- _Direction_: Filter the records below and copy every line containing the word "text".

* Start Records for processing *

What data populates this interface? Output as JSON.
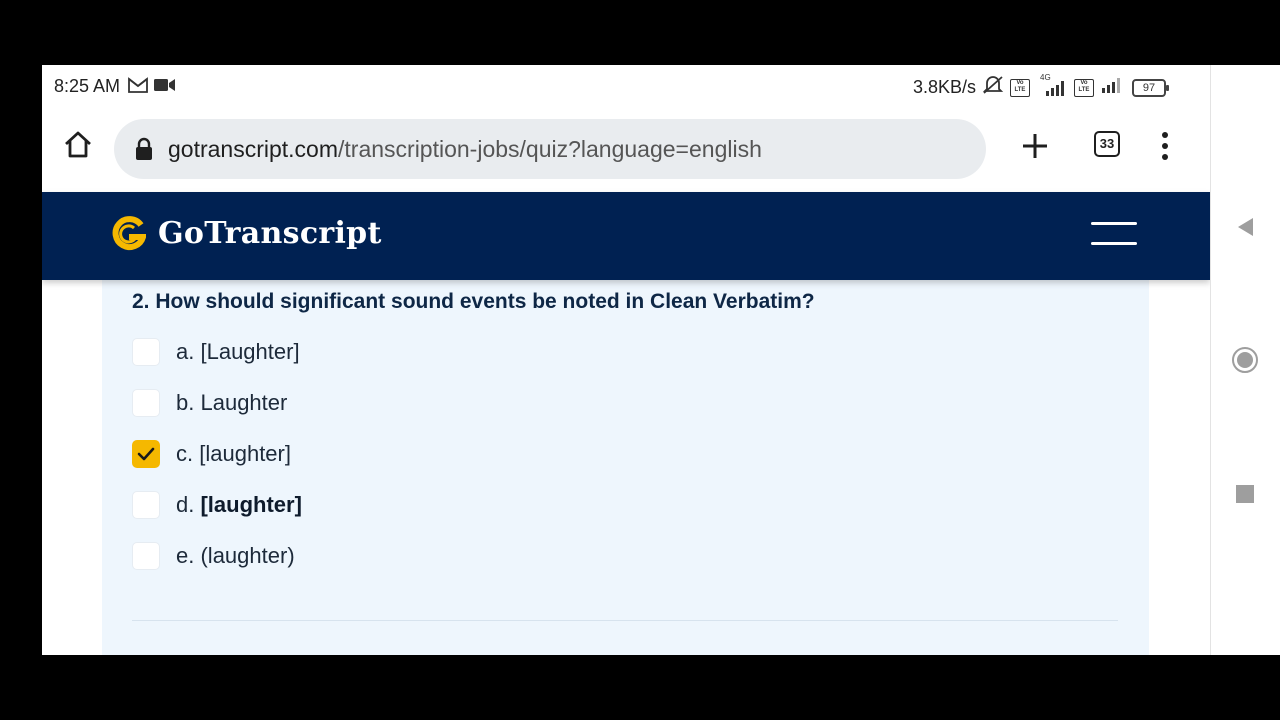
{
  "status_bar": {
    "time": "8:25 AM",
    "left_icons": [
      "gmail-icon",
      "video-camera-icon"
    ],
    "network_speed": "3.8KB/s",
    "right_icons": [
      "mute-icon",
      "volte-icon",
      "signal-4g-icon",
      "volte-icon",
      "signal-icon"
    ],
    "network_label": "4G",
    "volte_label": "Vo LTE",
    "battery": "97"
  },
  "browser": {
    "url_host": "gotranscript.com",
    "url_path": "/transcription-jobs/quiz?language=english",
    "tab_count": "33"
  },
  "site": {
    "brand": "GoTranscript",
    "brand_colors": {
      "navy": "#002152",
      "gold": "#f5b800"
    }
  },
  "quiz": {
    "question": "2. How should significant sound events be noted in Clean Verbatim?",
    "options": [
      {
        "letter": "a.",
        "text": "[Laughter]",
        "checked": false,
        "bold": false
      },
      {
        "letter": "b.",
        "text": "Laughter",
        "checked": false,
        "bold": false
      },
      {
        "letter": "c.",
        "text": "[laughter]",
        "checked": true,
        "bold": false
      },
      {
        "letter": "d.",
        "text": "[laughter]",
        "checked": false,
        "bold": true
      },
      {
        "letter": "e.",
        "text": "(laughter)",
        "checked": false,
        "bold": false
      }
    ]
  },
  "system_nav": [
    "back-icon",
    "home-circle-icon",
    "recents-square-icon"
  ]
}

* End Records for processing *

- _Solution to the exercise_:
        "text": "[Laughter]",
        "text": "Laughter",
        "text": "[laughter]",
        "text": "[laughter]",
        "text": "(laughter)",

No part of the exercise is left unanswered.